AIM: Your task is to output the listing word for word, with pictures excluded.
** begin DATASET RECORDS **
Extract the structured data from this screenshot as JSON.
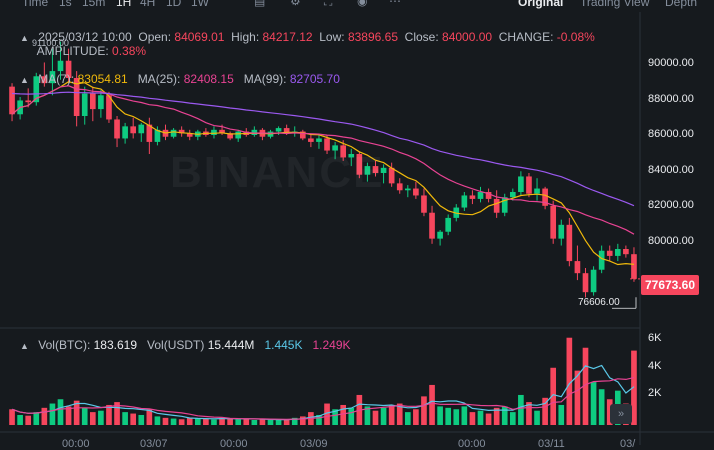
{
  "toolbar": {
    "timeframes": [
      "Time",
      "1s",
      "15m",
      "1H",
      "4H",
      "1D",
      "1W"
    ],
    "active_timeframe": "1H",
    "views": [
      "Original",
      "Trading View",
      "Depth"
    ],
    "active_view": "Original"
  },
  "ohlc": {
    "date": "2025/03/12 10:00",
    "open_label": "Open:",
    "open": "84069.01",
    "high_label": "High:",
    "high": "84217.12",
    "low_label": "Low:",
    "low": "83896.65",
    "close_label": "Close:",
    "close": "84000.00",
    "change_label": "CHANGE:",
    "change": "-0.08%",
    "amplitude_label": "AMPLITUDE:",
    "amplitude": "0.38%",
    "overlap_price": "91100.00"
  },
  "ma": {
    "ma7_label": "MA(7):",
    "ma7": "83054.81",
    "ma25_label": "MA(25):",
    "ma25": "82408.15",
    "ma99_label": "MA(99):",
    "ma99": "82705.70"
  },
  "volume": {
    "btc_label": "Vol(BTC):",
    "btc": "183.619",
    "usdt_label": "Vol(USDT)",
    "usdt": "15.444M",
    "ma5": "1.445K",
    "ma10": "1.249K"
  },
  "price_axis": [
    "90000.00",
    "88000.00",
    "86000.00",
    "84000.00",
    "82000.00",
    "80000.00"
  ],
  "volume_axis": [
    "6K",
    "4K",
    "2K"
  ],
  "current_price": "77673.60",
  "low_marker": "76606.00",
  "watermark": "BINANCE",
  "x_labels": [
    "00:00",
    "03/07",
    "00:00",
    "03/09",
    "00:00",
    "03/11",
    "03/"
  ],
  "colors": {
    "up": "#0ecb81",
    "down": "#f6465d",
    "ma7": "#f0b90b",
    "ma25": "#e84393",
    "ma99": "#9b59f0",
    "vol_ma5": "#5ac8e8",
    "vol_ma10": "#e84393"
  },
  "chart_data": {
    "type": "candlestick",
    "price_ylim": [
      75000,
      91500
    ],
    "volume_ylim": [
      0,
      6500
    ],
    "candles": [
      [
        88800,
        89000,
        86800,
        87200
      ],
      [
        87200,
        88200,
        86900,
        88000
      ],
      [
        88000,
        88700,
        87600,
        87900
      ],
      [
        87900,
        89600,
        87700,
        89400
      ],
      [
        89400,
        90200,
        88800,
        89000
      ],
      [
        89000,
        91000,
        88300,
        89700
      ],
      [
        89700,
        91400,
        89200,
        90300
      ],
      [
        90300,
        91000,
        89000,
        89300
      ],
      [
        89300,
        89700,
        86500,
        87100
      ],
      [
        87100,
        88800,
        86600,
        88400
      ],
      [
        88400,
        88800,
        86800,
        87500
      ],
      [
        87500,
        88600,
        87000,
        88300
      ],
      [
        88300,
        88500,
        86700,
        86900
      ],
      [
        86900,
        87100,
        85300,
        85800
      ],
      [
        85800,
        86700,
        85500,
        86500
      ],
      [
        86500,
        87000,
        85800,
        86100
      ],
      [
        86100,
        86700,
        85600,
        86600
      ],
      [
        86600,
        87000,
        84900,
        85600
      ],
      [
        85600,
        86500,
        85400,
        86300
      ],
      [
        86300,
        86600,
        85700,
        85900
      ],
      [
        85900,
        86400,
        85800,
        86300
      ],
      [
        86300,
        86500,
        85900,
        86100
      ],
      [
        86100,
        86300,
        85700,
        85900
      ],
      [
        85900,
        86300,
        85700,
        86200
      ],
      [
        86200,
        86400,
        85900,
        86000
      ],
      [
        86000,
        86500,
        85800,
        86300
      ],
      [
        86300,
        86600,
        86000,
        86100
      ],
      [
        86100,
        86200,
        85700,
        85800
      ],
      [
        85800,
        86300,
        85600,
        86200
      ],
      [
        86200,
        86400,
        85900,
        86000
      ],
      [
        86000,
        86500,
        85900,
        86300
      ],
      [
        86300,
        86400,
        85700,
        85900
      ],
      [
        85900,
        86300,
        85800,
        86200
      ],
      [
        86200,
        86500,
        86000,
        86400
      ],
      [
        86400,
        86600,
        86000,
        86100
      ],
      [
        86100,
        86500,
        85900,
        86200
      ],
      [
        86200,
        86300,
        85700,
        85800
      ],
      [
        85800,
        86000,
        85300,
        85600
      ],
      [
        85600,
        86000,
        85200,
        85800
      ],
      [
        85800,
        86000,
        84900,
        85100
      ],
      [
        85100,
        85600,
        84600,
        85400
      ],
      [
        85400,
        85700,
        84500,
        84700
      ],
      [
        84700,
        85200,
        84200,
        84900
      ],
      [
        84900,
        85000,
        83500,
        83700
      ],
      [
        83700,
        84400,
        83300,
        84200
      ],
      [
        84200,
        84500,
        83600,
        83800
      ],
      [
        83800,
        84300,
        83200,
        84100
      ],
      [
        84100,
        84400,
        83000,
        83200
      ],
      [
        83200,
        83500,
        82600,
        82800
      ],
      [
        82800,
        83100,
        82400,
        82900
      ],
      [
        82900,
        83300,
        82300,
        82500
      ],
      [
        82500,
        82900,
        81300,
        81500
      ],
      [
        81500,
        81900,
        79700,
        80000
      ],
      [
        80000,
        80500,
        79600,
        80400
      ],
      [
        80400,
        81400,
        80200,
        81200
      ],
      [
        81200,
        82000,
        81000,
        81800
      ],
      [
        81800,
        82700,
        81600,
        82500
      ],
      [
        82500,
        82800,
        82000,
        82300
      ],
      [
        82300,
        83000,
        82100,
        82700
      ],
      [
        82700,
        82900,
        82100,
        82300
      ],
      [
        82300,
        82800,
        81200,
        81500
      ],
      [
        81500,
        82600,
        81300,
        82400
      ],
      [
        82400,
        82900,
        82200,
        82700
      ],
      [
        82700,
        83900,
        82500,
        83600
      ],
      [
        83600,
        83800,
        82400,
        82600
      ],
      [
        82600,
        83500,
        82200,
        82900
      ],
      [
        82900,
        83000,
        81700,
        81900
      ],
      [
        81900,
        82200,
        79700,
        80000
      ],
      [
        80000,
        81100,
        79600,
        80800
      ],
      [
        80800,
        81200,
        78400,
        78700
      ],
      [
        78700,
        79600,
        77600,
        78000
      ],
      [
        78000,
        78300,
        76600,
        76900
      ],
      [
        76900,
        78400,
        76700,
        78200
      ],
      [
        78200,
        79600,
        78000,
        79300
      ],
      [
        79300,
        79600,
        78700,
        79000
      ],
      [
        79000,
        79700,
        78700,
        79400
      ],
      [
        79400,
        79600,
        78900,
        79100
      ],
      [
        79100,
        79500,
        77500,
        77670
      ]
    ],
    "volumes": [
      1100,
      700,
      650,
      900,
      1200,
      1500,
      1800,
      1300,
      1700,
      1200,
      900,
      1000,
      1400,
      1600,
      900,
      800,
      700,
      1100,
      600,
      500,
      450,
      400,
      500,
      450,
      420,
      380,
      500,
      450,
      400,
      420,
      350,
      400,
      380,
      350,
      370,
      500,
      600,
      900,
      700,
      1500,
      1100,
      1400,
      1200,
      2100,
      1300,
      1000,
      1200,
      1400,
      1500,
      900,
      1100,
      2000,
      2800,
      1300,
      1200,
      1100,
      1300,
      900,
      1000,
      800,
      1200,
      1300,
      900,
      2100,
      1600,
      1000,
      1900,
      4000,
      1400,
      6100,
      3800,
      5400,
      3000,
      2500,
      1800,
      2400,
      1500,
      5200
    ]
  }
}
** end DATASET RECORDS **
RESULT FOR THIS EXERCISE:
Extract the structured data from this screenshot as JSON.
{
  "toolbar": {
    "timeframes": [
      "Time",
      "1s",
      "15m",
      "1H",
      "4H",
      "1D",
      "1W"
    ],
    "active_timeframe": "1H",
    "views": [
      "Original",
      "Trading View",
      "Depth"
    ],
    "active_view": "Original"
  },
  "ohlc": {
    "date": "2025/03/12 10:00",
    "open_label": "Open:",
    "open": "84069.01",
    "high_label": "High:",
    "high": "84217.12",
    "low_label": "Low:",
    "low": "83896.65",
    "close_label": "Close:",
    "close": "84000.00",
    "change_label": "CHANGE:",
    "change": "-0.08%",
    "amplitude_label": "AMPLITUDE:",
    "amplitude": "0.38%",
    "overlap_price": "91100.00"
  },
  "ma": {
    "ma7_label": "MA(7):",
    "ma7": "83054.81",
    "ma25_label": "MA(25):",
    "ma25": "82408.15",
    "ma99_label": "MA(99):",
    "ma99": "82705.70"
  },
  "volume": {
    "btc_label": "Vol(BTC):",
    "btc": "183.619",
    "usdt_label": "Vol(USDT)",
    "usdt": "15.444M",
    "ma5": "1.445K",
    "ma10": "1.249K"
  },
  "price_axis": [
    "90000.00",
    "88000.00",
    "86000.00",
    "84000.00",
    "82000.00",
    "80000.00"
  ],
  "volume_axis": [
    "6K",
    "4K",
    "2K"
  ],
  "current_price": "77673.60",
  "low_marker": "76606.00",
  "watermark": "BINANCE",
  "x_labels": [
    "00:00",
    "03/07",
    "00:00",
    "03/09",
    "00:00",
    "03/11",
    "03/"
  ],
  "colors": {
    "up": "#0ecb81",
    "down": "#f6465d",
    "ma7": "#f0b90b",
    "ma25": "#e84393",
    "ma99": "#9b59f0",
    "vol_ma5": "#5ac8e8",
    "vol_ma10": "#e84393"
  },
  "chart_data": {
    "type": "candlestick",
    "price_ylim": [
      75000,
      91500
    ],
    "volume_ylim": [
      0,
      6500
    ],
    "candles": [
      [
        88800,
        89000,
        86800,
        87200
      ],
      [
        87200,
        88200,
        86900,
        88000
      ],
      [
        88000,
        88700,
        87600,
        87900
      ],
      [
        87900,
        89600,
        87700,
        89400
      ],
      [
        89400,
        90200,
        88800,
        89000
      ],
      [
        89000,
        91000,
        88300,
        89700
      ],
      [
        89700,
        91400,
        89200,
        90300
      ],
      [
        90300,
        91000,
        89000,
        89300
      ],
      [
        89300,
        89700,
        86500,
        87100
      ],
      [
        87100,
        88800,
        86600,
        88400
      ],
      [
        88400,
        88800,
        86800,
        87500
      ],
      [
        87500,
        88600,
        87000,
        88300
      ],
      [
        88300,
        88500,
        86700,
        86900
      ],
      [
        86900,
        87100,
        85300,
        85800
      ],
      [
        85800,
        86700,
        85500,
        86500
      ],
      [
        86500,
        87000,
        85800,
        86100
      ],
      [
        86100,
        86700,
        85600,
        86600
      ],
      [
        86600,
        87000,
        84900,
        85600
      ],
      [
        85600,
        86500,
        85400,
        86300
      ],
      [
        86300,
        86600,
        85700,
        85900
      ],
      [
        85900,
        86400,
        85800,
        86300
      ],
      [
        86300,
        86500,
        85900,
        86100
      ],
      [
        86100,
        86300,
        85700,
        85900
      ],
      [
        85900,
        86300,
        85700,
        86200
      ],
      [
        86200,
        86400,
        85900,
        86000
      ],
      [
        86000,
        86500,
        85800,
        86300
      ],
      [
        86300,
        86600,
        86000,
        86100
      ],
      [
        86100,
        86200,
        85700,
        85800
      ],
      [
        85800,
        86300,
        85600,
        86200
      ],
      [
        86200,
        86400,
        85900,
        86000
      ],
      [
        86000,
        86500,
        85900,
        86300
      ],
      [
        86300,
        86400,
        85700,
        85900
      ],
      [
        85900,
        86300,
        85800,
        86200
      ],
      [
        86200,
        86500,
        86000,
        86400
      ],
      [
        86400,
        86600,
        86000,
        86100
      ],
      [
        86100,
        86500,
        85900,
        86200
      ],
      [
        86200,
        86300,
        85700,
        85800
      ],
      [
        85800,
        86000,
        85300,
        85600
      ],
      [
        85600,
        86000,
        85200,
        85800
      ],
      [
        85800,
        86000,
        84900,
        85100
      ],
      [
        85100,
        85600,
        84600,
        85400
      ],
      [
        85400,
        85700,
        84500,
        84700
      ],
      [
        84700,
        85200,
        84200,
        84900
      ],
      [
        84900,
        85000,
        83500,
        83700
      ],
      [
        83700,
        84400,
        83300,
        84200
      ],
      [
        84200,
        84500,
        83600,
        83800
      ],
      [
        83800,
        84300,
        83200,
        84100
      ],
      [
        84100,
        84400,
        83000,
        83200
      ],
      [
        83200,
        83500,
        82600,
        82800
      ],
      [
        82800,
        83100,
        82400,
        82900
      ],
      [
        82900,
        83300,
        82300,
        82500
      ],
      [
        82500,
        82900,
        81300,
        81500
      ],
      [
        81500,
        81900,
        79700,
        80000
      ],
      [
        80000,
        80500,
        79600,
        80400
      ],
      [
        80400,
        81400,
        80200,
        81200
      ],
      [
        81200,
        82000,
        81000,
        81800
      ],
      [
        81800,
        82700,
        81600,
        82500
      ],
      [
        82500,
        82800,
        82000,
        82300
      ],
      [
        82300,
        83000,
        82100,
        82700
      ],
      [
        82700,
        82900,
        82100,
        82300
      ],
      [
        82300,
        82800,
        81200,
        81500
      ],
      [
        81500,
        82600,
        81300,
        82400
      ],
      [
        82400,
        82900,
        82200,
        82700
      ],
      [
        82700,
        83900,
        82500,
        83600
      ],
      [
        83600,
        83800,
        82400,
        82600
      ],
      [
        82600,
        83500,
        82200,
        82900
      ],
      [
        82900,
        83000,
        81700,
        81900
      ],
      [
        81900,
        82200,
        79700,
        80000
      ],
      [
        80000,
        81100,
        79600,
        80800
      ],
      [
        80800,
        81200,
        78400,
        78700
      ],
      [
        78700,
        79600,
        77600,
        78000
      ],
      [
        78000,
        78300,
        76600,
        76900
      ],
      [
        76900,
        78400,
        76700,
        78200
      ],
      [
        78200,
        79600,
        78000,
        79300
      ],
      [
        79300,
        79600,
        78700,
        79000
      ],
      [
        79000,
        79700,
        78700,
        79400
      ],
      [
        79400,
        79600,
        78900,
        79100
      ],
      [
        79100,
        79500,
        77500,
        77670
      ]
    ],
    "volumes": [
      1100,
      700,
      650,
      900,
      1200,
      1500,
      1800,
      1300,
      1700,
      1200,
      900,
      1000,
      1400,
      1600,
      900,
      800,
      700,
      1100,
      600,
      500,
      450,
      400,
      500,
      450,
      420,
      380,
      500,
      450,
      400,
      420,
      350,
      400,
      380,
      350,
      370,
      500,
      600,
      900,
      700,
      1500,
      1100,
      1400,
      1200,
      2100,
      1300,
      1000,
      1200,
      1400,
      1500,
      900,
      1100,
      2000,
      2800,
      1300,
      1200,
      1100,
      1300,
      900,
      1000,
      800,
      1200,
      1300,
      900,
      2100,
      1600,
      1000,
      1900,
      4000,
      1400,
      6100,
      3800,
      5400,
      3000,
      2500,
      1800,
      2400,
      1500,
      5200
    ]
  }
}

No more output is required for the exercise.